Tally the lines in these records that hold the string "видам", and reply with the number alone.
+ + +
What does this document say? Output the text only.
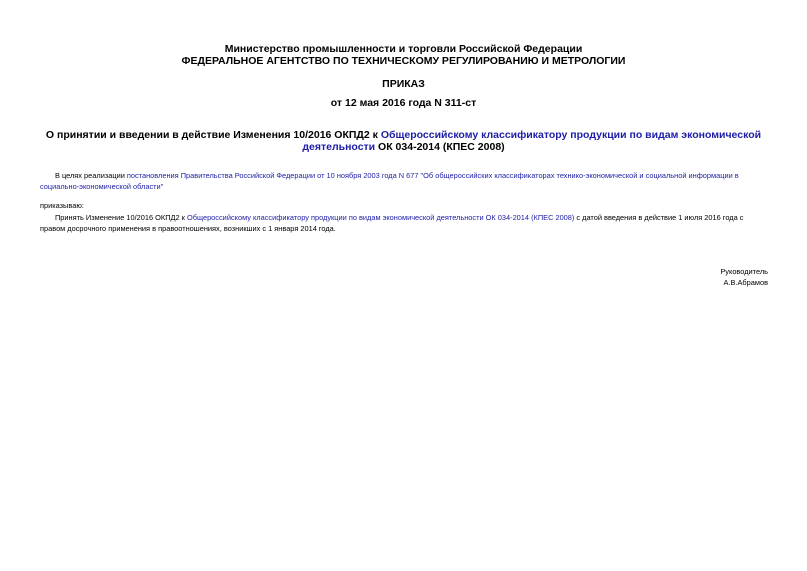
Министерство промышленности и торговли Российской Федерации
ФЕДЕРАЛЬНОЕ АГЕНТСТВО ПО ТЕХНИЧЕСКОМУ РЕГУЛИРОВАНИЮ И МЕТРОЛОГИИ
ПРИКАЗ
от 12 мая 2016 года N 311-ст
О принятии и введении в действие Изменения 10/2016 ОКПД2 к Общероссийскому классификатору продукции по видам экономической деятельности ОК 034-2014 (КПЕС 2008)
В целях реализации постановления Правительства Российской Федерации от 10 ноября 2003 года N 677 "Об общероссийских классификаторах технико-экономической и социальной информации в социально-экономической области"
приказываю:
Принять Изменение 10/2016 ОКПД2 к Общероссийскому классификатору продукции по видам экономической деятельности ОК 034-2014 (КПЕС 2008) с датой введения в действие 1 июля 2016 года с правом досрочного применения в правоотношениях, возникших с 1 января 2014 года.
Руководитель
А.В.Абрамов
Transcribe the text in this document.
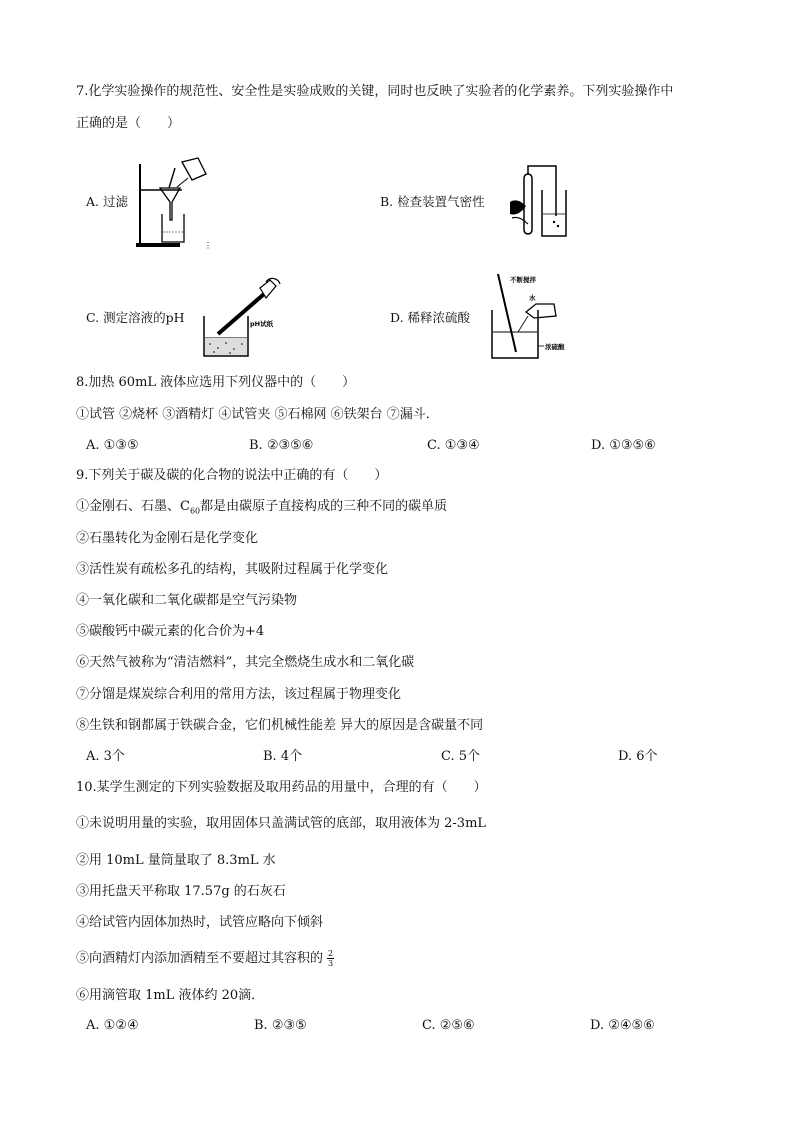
7.化学实验操作的规范性、安全性是实验成败的关键，同时也反映了实验者的化学素养。下列实验操作中
正确的是（　　）
A. 过滤
⋮
B. 检查装置气密性
C. 测定溶液的pH	pH试纸	D. 稀释浓硫酸
不断搅拌
水
浓硫酸
8.加热 60mL 液体应选用下列仪器中的（　　）
①试管 ②烧杯 ③酒精灯 ④试管夹 ⑤石棉网 ⑥铁架台 ⑦漏斗．
A. ①③⑤	B. ②③⑤⑥	C. ①③④	D. ①③⑤⑥
9.下列关于碳及碳的化合物的说法中正确的有（　　）
①金刚石、石墨、$C_{60}$都是由碳原子直接构成的三种不同的碳单质
②石墨转化为金刚石是化学变化
③活性炭有疏松多孔的结构，其吸附过程属于化学变化
④一氧化碳和二氧化碳都是空气污染物
⑤碳酸钙中碳元素的化合价为+4
⑥天然气被称为“清洁燃料”，其完全燃烧生成水和二氧化碳
⑦分馏是煤炭综合利用的常用方法，该过程属于物理变化
⑧生铁和钢都属于铁碳合金，它们机械性能差 异大的原因是含碳量不同
A. 3个	B. 4个	C. 5个	D. 6个
10.某学生测定的下列实验数据及取用药品的用量中，合理的有（　　）
①未说明用量的实验，取用固体只盖满试管的底部，取用液体为 2-3mL
②用 10mL 量筒量取了 8.3mL 水
③用托盘天平称取 17.57g 的石灰石
④给试管内固体加热时，试管应略向下倾斜
⑤向酒精灯内添加酒精至不要超过其容积的 $\frac{2}{3}$
⑥用滴管取 1mL 液体约 20滴．
A. ①②④	B. ②③⑤	C. ②⑤⑥	D. ②④⑤⑥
+ + +
= Exercise answer =
2